• The task:
Arrange the lines of the items as a Markdown table with the columns Number and Record line, one row per line, leaving out blank lines and the pictures.

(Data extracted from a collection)

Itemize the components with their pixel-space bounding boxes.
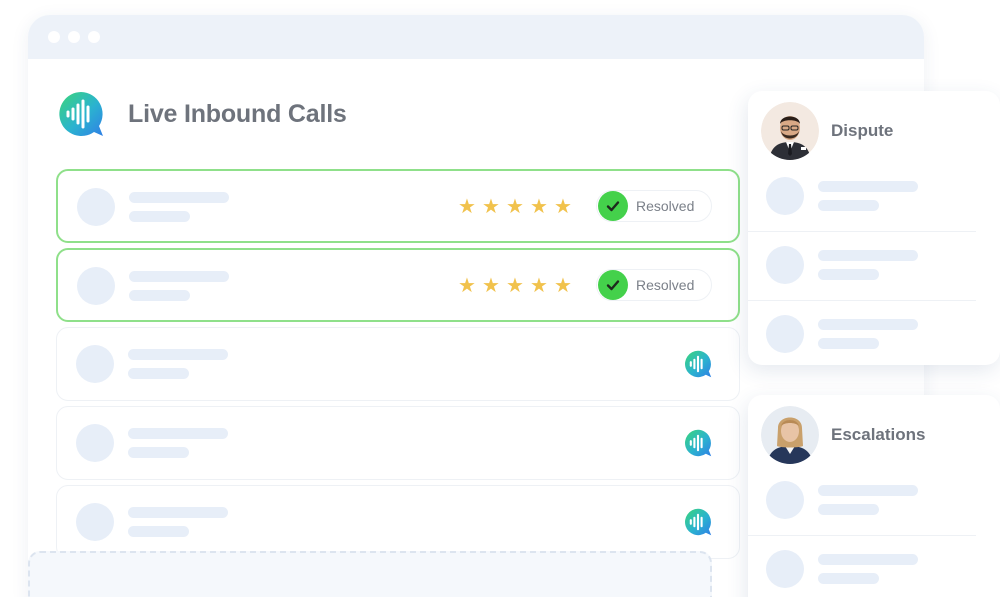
star-rating: ★ ★ ★ ★ ★: [458, 274, 572, 298]
skeleton-line: [818, 504, 879, 515]
caller-avatar: [76, 424, 114, 462]
star-icon: ★: [506, 275, 524, 297]
list-item[interactable]: [748, 536, 976, 597]
star-icon: ★: [530, 196, 548, 218]
soundwave-chat-logo-icon[interactable]: [683, 349, 713, 379]
page-title: Live Inbound Calls: [128, 99, 347, 128]
skeleton-line: [129, 290, 190, 301]
caller-avatar: [76, 345, 114, 383]
skeleton-line: [128, 349, 228, 360]
window-control-dot[interactable]: [88, 31, 100, 43]
window-control-dot[interactable]: [48, 31, 60, 43]
soundwave-chat-logo-icon: [59, 92, 103, 136]
list-item[interactable]: [748, 232, 976, 301]
call-list: ★ ★ ★ ★ ★ Resolved ★ ★ ★ ★ ★ Resolved: [56, 169, 740, 564]
status-label: Resolved: [636, 277, 695, 293]
soundwave-icon: [528, 507, 644, 537]
caller-avatar: [766, 315, 804, 353]
skeleton-line: [818, 181, 918, 192]
skeleton-line: [818, 269, 879, 280]
skeleton-line: [818, 250, 918, 261]
star-icon: ★: [554, 275, 572, 297]
skeleton-line: [128, 428, 228, 439]
queue-title: Escalations: [831, 425, 926, 444]
caller-avatar: [77, 188, 115, 226]
add-call-placeholder[interactable]: [28, 551, 712, 597]
call-row-live[interactable]: [56, 485, 740, 559]
soundwave-chat-logo-icon[interactable]: [683, 428, 713, 458]
soundwave-icon: [528, 349, 644, 379]
skeleton-line: [818, 319, 918, 330]
star-rating: ★ ★ ★ ★ ★: [458, 195, 572, 219]
caller-avatar: [766, 246, 804, 284]
skeleton-line: [818, 338, 879, 349]
star-icon: ★: [482, 275, 500, 297]
window-titlebar: [28, 15, 924, 59]
queue-card-escalations[interactable]: Escalations: [748, 395, 1000, 597]
call-row-live[interactable]: [56, 327, 740, 401]
app-header: Live Inbound Calls: [56, 89, 347, 139]
caller-avatar: [766, 550, 804, 588]
check-icon: [598, 191, 628, 221]
skeleton-line: [129, 271, 229, 282]
status-badge: Resolved: [596, 269, 712, 301]
skeleton-line: [818, 485, 918, 496]
caller-avatar: [77, 267, 115, 305]
avatar: [761, 406, 819, 464]
skeleton-line: [128, 507, 228, 518]
star-icon: ★: [482, 196, 500, 218]
window-control-dot[interactable]: [68, 31, 80, 43]
status-label: Resolved: [636, 198, 695, 214]
skeleton-line: [818, 573, 879, 584]
skeleton-line: [129, 211, 190, 222]
list-item[interactable]: [748, 301, 976, 370]
call-row-live[interactable]: [56, 406, 740, 480]
queue-card-header: Dispute: [761, 102, 893, 160]
avatar: [761, 102, 819, 160]
soundwave-chat-logo-icon[interactable]: [683, 507, 713, 537]
skeleton-line: [128, 368, 189, 379]
status-badge: Resolved: [596, 190, 712, 222]
queue-card-header: Escalations: [761, 406, 926, 464]
star-icon: ★: [506, 196, 524, 218]
call-row-resolved[interactable]: ★ ★ ★ ★ ★ Resolved: [56, 248, 740, 322]
skeleton-line: [818, 554, 918, 565]
queue-card-dispute[interactable]: Dispute: [748, 91, 1000, 365]
skeleton-line: [818, 200, 879, 211]
check-icon: [598, 270, 628, 300]
soundwave-icon: [528, 428, 644, 458]
list-item[interactable]: [748, 467, 976, 536]
star-icon: ★: [554, 196, 572, 218]
star-icon: ★: [530, 275, 548, 297]
skeleton-line: [128, 526, 189, 537]
skeleton-line: [128, 447, 189, 458]
caller-avatar: [766, 481, 804, 519]
star-icon: ★: [458, 275, 476, 297]
call-row-resolved[interactable]: ★ ★ ★ ★ ★ Resolved: [56, 169, 740, 243]
skeleton-line: [129, 192, 229, 203]
list-item[interactable]: [748, 163, 976, 232]
queue-title: Dispute: [831, 121, 894, 140]
caller-avatar: [76, 503, 114, 541]
star-icon: ★: [458, 196, 476, 218]
caller-avatar: [766, 177, 804, 215]
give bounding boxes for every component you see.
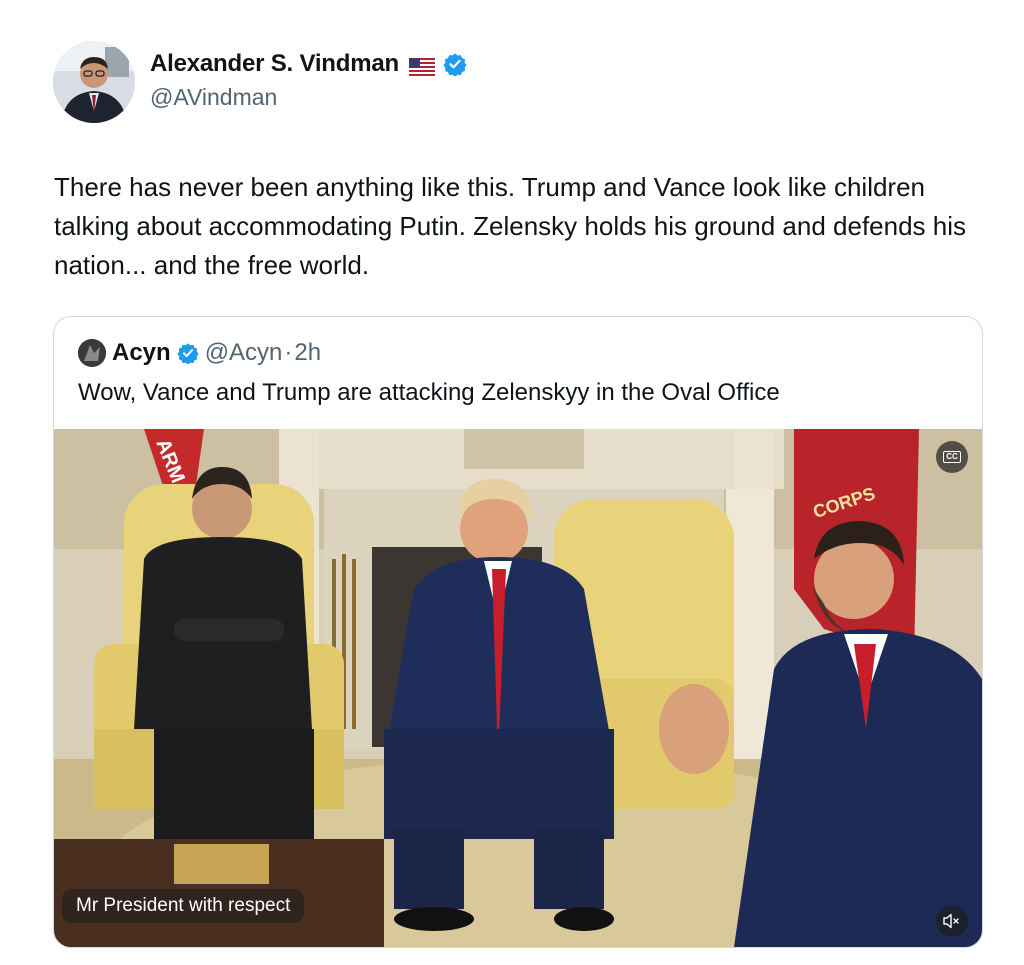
video-caption: Mr President with respect [62,889,305,923]
tweet-text: There has never been anything like this.… [54,172,967,280]
closed-captions-icon: CC [943,451,961,463]
quoted-author-handle[interactable]: @Acyn [205,339,283,367]
author-avatar[interactable] [53,41,135,123]
closed-captions-button[interactable]: CC [936,441,968,473]
quoted-timestamp[interactable]: 2h [294,339,321,367]
author-avatar-image [53,41,135,123]
quoted-tweet-card[interactable]: Acyn @Acyn · 2h Wow, Vance and Trump are a… [53,316,983,948]
author-name-row[interactable]: Alexander S. Vindman [150,50,467,78]
quoted-author-avatar[interactable] [78,339,106,367]
author-handle[interactable]: @AVindman [150,84,277,111]
video-player[interactable]: ARM CORPS Mr President with respect CC [54,429,982,947]
speaker-muted-icon [943,913,959,929]
author-name[interactable]: Alexander S. Vindman [150,50,399,78]
separator-dot: · [284,339,293,366]
quoted-tweet-text: Wow, Vance and Trump are attacking Zelen… [78,379,780,406]
verified-badge-icon [443,52,467,77]
quoted-tweet-header: Acyn @Acyn · 2h [78,339,321,367]
us-flag-icon [408,55,435,76]
mute-toggle-button[interactable] [936,905,968,937]
video-frame: ARM CORPS [54,429,982,947]
quoted-author-name[interactable]: Acyn [112,339,171,367]
verified-badge-icon [177,342,199,365]
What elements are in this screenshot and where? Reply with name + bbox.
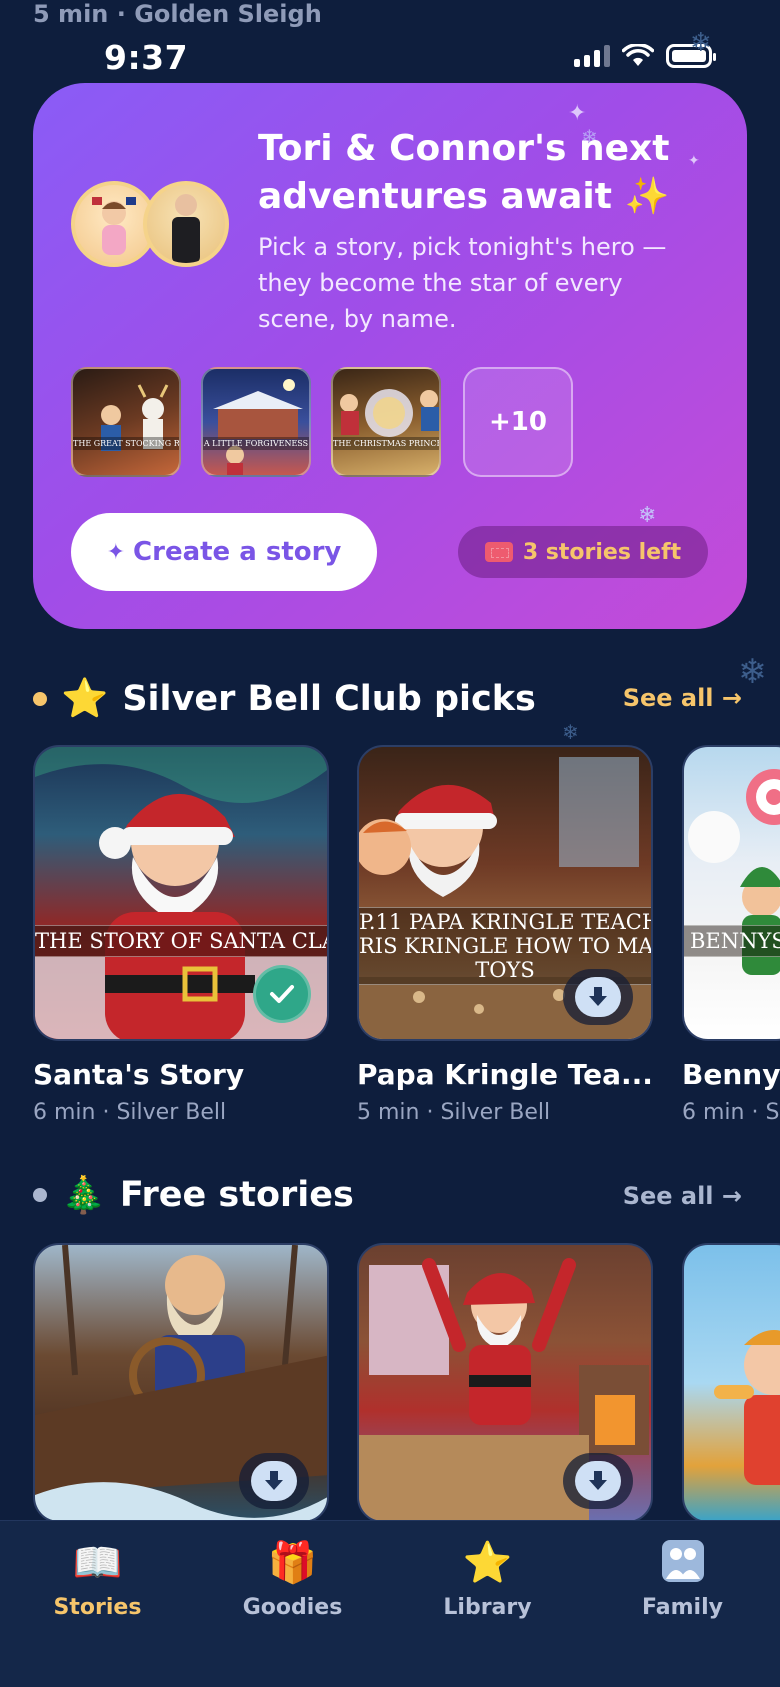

• Right answer:
| Number | Record line |
|---|---|
| 1 | Itemize the components with their pixel-space bounding boxes. |
| 2 | star-rating: ★ ★ ★ ★ ★: [458, 274, 572, 298] |
| 3 | skeleton-line: [818, 504, 879, 515] |
| 4 | caller-avatar: [76, 424, 114, 462] |
| 5 | star-icon: ★: [506, 275, 524, 297] |
| 6 | list-item[interactable]: [748, 536, 976, 597] |
| 7 | star-icon: ★: [530, 196, 548, 218] |
| 8 | soundwave-chat-logo-icon[interactable]: [683, 349, 713, 379] |
| 9 | page-title: Live Inbound Calls: [128, 99, 347, 128] |
| 10 | skeleton-line: [129, 290, 190, 301] |
| 11 | caller-avatar: [76, 345, 114, 383] |
| 12 | skeleton-line: [128, 349, 228, 360] |
| 13 | window-control-dot[interactable]: [88, 31, 100, 43] |
| 14 | window-control-dot[interactable]: [48, 31, 60, 43] |
| 15 | soundwave-chat-logo-icon: [59, 92, 103, 136] |
| 16 | list-item[interactable]: [748, 232, 976, 301] |
| 17 | call-list: ★ ★ ★ ★ ★ Resolved ★ ★ ★ ★ ★ Resolved: [56, 169, 740, 564] |
| 18 | status-label: Resolved: [636, 277, 695, 293] |
| 19 | soundwave-icon: [528, 507, 644, 537] |
| 20 | caller-avatar: [766, 315, 804, 353] |
| 21 | skeleton-line: [818, 181, 918, 192] |
| 22 | skeleton-line: [818, 269, 879, 280] |
| 23 | skeleton-line: [818, 250, 918, 261] |
| 24 | star-icon: ★: [554, 275, 572, 297] |
| 25 | skeleton-line: [128, 428, 228, 439] |
| 26 | queue-title: Escalations: [831, 425, 926, 444] |
| 27 | caller-avatar: [77, 188, 115, 226] |
| 28 | add-call-placeholder[interactable]: [28, 551, 712, 597] |
| 29 | call-row-live[interactable]: [56, 485, 740, 559] |
| 30 | soundwave-chat-logo-icon[interactable]: [683, 428, 713, 458] |
| 31 | soundwave-icon: [528, 349, 644, 379] |
| 32 | skeleton-line: [818, 319, 918, 330] |
| 33 | star-rating: ★ ★ ★ ★ ★: [458, 195, 572, 219] |
| 34 | caller-avatar: [766, 246, 804, 284] |
| 35 | skeleton-line: [818, 338, 879, 349] |
| 36 | star-icon: ★: [482, 275, 500, 297] |
| 37 | window-titlebar: [28, 15, 924, 59] |
| 38 | queue-card-escalations[interactable]: Escalations: [748, 395, 1000, 597] |
| 39 | call-row-live[interactable]: [56, 327, 740, 401] |
| 40 | app-header: Live Inbound Calls: [56, 89, 347, 139] |
| 41 | caller-avatar: [766, 550, 804, 588] |
| 42 | check-icon: [598, 191, 628, 221] |
| 43 | skeleton-line: [129, 271, 229, 282] |
| 44 | status-badge: Resolved: [596, 269, 712, 301] |
| 45 | skeleton-line: [818, 485, 918, 496] |
| 46 | caller-avatar: [77, 267, 115, 305] |
| 47 | avatar: [761, 406, 819, 464] |
| 48 | skeleton-line: [128, 507, 228, 518] |
| 49 | star-icon: ★: [482, 196, 500, 218] |
| 50 | window-control-dot[interactable]: [68, 31, 80, 43] |
| 51 | status-label: Resolved: [636, 198, 695, 214] |
| 52 | skeleton-line: [818, 573, 879, 584] |
| 53 | skeleton-line: [129, 211, 190, 222] |
| 54 | list-item[interactable]: [748, 301, 976, 370] |
| 55 | call-row-live[interactable]: [56, 406, 740, 480] |
| 56 | queue-card-header: Dispute: [761, 102, 893, 160] |
| 57 | avatar: [761, 102, 819, 160] |
| 58 | soundwave-chat-logo-icon[interactable]: [683, 507, 713, 537] |
| 59 | skeleton-line: [128, 368, 189, 379] |
| 60 | status-badge: Resolved: [596, 190, 712, 222] |
| 61 | queue-card-header: Escalations: [761, 406, 926, 464] |
| 62 | star-icon: ★: [506, 196, 524, 218] |
| 63 | call-row-resolved[interactable]: ★ ★ ★ ★ ★ Resolved: [56, 248, 740, 322] |
| 64 | skeleton-line: [818, 554, 918, 565] |
| 65 | queue-card-dispute[interactable]: Dispute: [748, 91, 1000, 365] |
| 66 | skeleton-line: [818, 200, 879, 211] |
| 67 | check-icon: [598, 270, 628, 300] |
| 68 | soundwave-icon: [528, 428, 644, 458] |
| 69 | list-item[interactable]: [748, 467, 976, 536] |
| 70 | star-icon: ★: [554, 196, 572, 218] |
| 71 | star-icon: ★: [530, 275, 548, 297] |
| 72 | skeleton-line: [128, 526, 189, 537] |
| 73 | skeleton-line: [128, 447, 189, 458] |
| 74 | caller-avatar: [766, 481, 804, 519] |
| 75 | star-icon: ★: [458, 275, 476, 297] |
| 76 | call-row-resolved[interactable]: ★ ★ ★ ★ ★ Resolved: [56, 169, 740, 243] |
| 77 | skeleton-line: [129, 192, 229, 203] |
| 78 | list-item[interactable]: [748, 163, 976, 232] |
| 79 | queue-title: Dispute: [831, 121, 894, 140] |
| 80 | caller-avatar: [76, 503, 114, 541] |
| 81 | star-icon: ★: [458, 196, 476, 218] |
| 82 | caller-avatar: [766, 177, 804, 215] |
| 83 | give bounding boxes for every component you see. |
| 84 | video-caption: Mr President with respect [62,889,305,923] |
| 85 | tweet-text: There has never been anything like this.… [54,172,967,280] |
| 86 | closed-captions-icon: CC [943,451,961,463] |
| 87 | quoted-author-handle[interactable]: @Acyn [205,339,283,367] |
| 88 | author-avatar[interactable] [53,41,135,123] |
| 89 | closed-captions-button[interactable]: CC [936,441,968,473] |
| 90 | quoted-timestamp[interactable]: 2h [294,339,321,367] |
| 91 | author-avatar-image [53,41,135,123] |
| 92 | quoted-tweet-card[interactable]: Acyn @Acyn · 2h Wow, Vance and Trump are a… [53,316,983,948] |
| 93 | author-name-row[interactable]: Alexander S. Vindman [150,50,467,78] |
| 94 | quoted-author-avatar[interactable] [78,339,106,367] |
| 95 | author-handle[interactable]: @AVindman [150,84,277,111] |
| 96 | video-player[interactable]: ARM CORPS Mr President with respect CC [54,429,982,947] |
| 97 | speaker-muted-icon [943,913,959,929] |
| 98 | author-name[interactable]: Alexander S. Vindman [150,50,399,78] |
| 99 | separator-dot: · [284,339,293,366] |
| 100 | quoted-tweet-text: Wow, Vance and Trump are attacking Zelen… [78,379,780,406] |
| 101 | verified-badge-icon [443,52,467,77] |
| 102 | quoted-tweet-header: Acyn @Acyn · 2h [78,339,321,367] |
| 103 | us-flag-icon [408,55,435,76] |
| 104 | mute-toggle-button[interactable] [936,905,968,937] |
| 105 | video-frame: ARM CORPS [54,429,982,947] |
| 106 | quoted-author-name[interactable]: Acyn [112,339,171,367] |
| 107 | verified-badge-icon [177,342,199,365] |
| 108 | What elements are in this screenshot and where? Reply with name + bbox. |